==== Listed entries

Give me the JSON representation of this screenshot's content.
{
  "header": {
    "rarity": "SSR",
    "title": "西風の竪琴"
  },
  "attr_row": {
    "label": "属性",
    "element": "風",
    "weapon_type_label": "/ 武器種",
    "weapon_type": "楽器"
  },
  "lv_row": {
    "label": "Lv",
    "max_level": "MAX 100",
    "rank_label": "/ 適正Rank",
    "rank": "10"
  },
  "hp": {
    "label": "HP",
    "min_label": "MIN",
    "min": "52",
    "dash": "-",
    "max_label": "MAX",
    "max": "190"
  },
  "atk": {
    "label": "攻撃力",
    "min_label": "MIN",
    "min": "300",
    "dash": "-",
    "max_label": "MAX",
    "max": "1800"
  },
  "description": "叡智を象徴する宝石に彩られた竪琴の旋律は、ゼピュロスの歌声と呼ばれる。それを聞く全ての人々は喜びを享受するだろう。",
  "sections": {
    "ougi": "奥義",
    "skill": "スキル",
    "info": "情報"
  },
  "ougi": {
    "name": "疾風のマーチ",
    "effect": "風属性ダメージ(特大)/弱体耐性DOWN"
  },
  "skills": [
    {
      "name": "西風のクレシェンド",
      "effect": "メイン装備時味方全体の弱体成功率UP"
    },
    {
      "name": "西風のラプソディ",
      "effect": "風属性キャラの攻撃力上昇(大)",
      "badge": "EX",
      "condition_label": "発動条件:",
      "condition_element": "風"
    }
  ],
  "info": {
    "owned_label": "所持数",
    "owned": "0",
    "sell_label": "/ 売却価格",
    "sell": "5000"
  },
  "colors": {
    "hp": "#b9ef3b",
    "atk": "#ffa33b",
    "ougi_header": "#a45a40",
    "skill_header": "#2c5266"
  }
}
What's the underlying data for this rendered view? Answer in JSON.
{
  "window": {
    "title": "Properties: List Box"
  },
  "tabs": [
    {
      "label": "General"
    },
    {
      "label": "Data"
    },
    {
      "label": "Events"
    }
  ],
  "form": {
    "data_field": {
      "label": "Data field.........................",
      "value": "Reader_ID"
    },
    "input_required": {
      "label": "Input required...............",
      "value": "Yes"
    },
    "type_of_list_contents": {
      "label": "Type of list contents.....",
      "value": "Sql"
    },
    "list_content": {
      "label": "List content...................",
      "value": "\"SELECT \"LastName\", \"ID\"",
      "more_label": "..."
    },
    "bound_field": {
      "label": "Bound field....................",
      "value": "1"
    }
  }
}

========

_Task to complete_
In the listing above, find each line with the word "value" and copy it.

_Solution to this exercise_
      "value": "Reader_ID"
      "value": "Yes"
      "value": "Sql"
      "value": "\"SELECT \"LastName\", \"ID\"",
      "value": "1"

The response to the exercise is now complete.